* Objective
Print, exactly and completely, every entry in the data.

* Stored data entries
— begin —
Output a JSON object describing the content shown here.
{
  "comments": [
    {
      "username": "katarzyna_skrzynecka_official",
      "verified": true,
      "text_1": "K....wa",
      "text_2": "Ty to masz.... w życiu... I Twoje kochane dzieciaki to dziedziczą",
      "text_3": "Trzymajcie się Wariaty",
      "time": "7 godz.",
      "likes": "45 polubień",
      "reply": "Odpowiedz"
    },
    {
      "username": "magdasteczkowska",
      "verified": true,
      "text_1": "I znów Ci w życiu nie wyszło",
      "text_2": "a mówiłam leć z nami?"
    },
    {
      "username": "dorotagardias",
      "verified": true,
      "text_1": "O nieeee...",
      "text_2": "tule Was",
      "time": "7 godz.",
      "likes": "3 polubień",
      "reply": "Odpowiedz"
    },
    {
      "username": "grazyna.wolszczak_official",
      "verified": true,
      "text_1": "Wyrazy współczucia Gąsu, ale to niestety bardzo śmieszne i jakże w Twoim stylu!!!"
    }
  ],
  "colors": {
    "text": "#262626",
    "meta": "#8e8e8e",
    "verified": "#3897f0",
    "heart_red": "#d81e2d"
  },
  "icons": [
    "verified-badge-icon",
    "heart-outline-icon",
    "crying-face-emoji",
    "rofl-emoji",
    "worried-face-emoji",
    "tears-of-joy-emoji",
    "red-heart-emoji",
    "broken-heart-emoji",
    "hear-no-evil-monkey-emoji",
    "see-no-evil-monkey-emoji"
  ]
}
— end —
* Written response
Output a JSON object describing the content shown here.
{
  "comments": [
    {
      "username": "katarzyna_skrzynecka_official",
      "verified": true,
      "text_1": "K....wa",
      "text_2": "Ty to masz.... w życiu... I Twoje kochane dzieciaki to dziedziczą",
      "text_3": "Trzymajcie się Wariaty",
      "time": "7 godz.",
      "likes": "45 polubień",
      "reply": "Odpowiedz"
    },
    {
      "username": "magdasteczkowska",
      "verified": true,
      "text_1": "I znów Ci w życiu nie wyszło",
      "text_2": "a mówiłam leć z nami?"
    },
    {
      "username": "dorotagardias",
      "verified": true,
      "text_1": "O nieeee...",
      "text_2": "tule Was",
      "time": "7 godz.",
      "likes": "3 polubień",
      "reply": "Odpowiedz"
    },
    {
      "username": "grazyna.wolszczak_official",
      "verified": true,
      "text_1": "Wyrazy współczucia Gąsu, ale to niestety bardzo śmieszne i jakże w Twoim stylu!!!"
    }
  ],
  "colors": {
    "text": "#262626",
    "meta": "#8e8e8e",
    "verified": "#3897f0",
    "heart_red": "#d81e2d"
  },
  "icons": [
    "verified-badge-icon",
    "heart-outline-icon",
    "crying-face-emoji",
    "rofl-emoji",
    "worried-face-emoji",
    "tears-of-joy-emoji",
    "red-heart-emoji",
    "broken-heart-emoji",
    "hear-no-evil-monkey-emoji",
    "see-no-evil-monkey-emoji"
  ]
}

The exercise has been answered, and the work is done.